• Challenge
Tell how many lines in these records contain the string "this", with only the number as the reply.

• A block of data
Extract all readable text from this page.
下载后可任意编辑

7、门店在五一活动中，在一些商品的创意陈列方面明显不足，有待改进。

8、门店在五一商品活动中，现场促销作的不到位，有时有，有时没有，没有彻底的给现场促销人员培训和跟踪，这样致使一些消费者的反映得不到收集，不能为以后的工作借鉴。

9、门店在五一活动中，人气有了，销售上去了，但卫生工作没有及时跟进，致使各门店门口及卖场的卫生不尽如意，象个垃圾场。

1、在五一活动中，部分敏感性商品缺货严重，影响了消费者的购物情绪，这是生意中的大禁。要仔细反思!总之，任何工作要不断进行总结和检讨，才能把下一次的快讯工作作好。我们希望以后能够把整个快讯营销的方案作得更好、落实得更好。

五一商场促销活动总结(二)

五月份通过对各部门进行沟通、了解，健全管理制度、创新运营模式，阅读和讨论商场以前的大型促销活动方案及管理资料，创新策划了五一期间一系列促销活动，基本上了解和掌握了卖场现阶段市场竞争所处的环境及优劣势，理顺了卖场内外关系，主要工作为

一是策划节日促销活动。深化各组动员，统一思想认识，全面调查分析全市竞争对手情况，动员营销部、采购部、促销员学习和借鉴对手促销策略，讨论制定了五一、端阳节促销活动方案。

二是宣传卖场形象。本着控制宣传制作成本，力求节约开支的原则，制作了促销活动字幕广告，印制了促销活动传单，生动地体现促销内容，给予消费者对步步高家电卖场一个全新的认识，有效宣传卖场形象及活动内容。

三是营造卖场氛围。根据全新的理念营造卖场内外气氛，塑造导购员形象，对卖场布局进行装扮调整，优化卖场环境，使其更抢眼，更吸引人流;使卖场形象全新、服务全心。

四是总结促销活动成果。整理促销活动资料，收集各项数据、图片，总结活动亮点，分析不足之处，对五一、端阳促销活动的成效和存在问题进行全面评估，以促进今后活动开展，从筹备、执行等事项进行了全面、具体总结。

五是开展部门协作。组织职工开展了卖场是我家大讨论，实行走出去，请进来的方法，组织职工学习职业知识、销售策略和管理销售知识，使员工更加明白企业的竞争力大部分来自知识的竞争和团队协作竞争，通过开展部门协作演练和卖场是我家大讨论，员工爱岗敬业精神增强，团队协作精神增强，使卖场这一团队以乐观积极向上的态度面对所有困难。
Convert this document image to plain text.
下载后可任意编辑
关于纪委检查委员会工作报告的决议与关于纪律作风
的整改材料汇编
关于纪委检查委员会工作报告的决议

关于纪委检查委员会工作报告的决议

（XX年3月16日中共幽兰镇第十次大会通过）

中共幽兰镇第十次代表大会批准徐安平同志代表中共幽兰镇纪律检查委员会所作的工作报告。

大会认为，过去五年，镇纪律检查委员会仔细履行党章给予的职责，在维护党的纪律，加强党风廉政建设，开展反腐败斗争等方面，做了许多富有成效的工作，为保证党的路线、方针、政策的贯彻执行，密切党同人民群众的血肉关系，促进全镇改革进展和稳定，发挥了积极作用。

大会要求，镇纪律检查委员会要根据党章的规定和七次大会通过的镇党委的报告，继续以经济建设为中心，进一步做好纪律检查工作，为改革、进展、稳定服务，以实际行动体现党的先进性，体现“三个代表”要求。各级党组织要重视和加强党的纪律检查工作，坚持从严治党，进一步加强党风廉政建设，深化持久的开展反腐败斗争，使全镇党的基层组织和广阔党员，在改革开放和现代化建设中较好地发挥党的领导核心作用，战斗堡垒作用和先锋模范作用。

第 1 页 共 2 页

• Task answer
2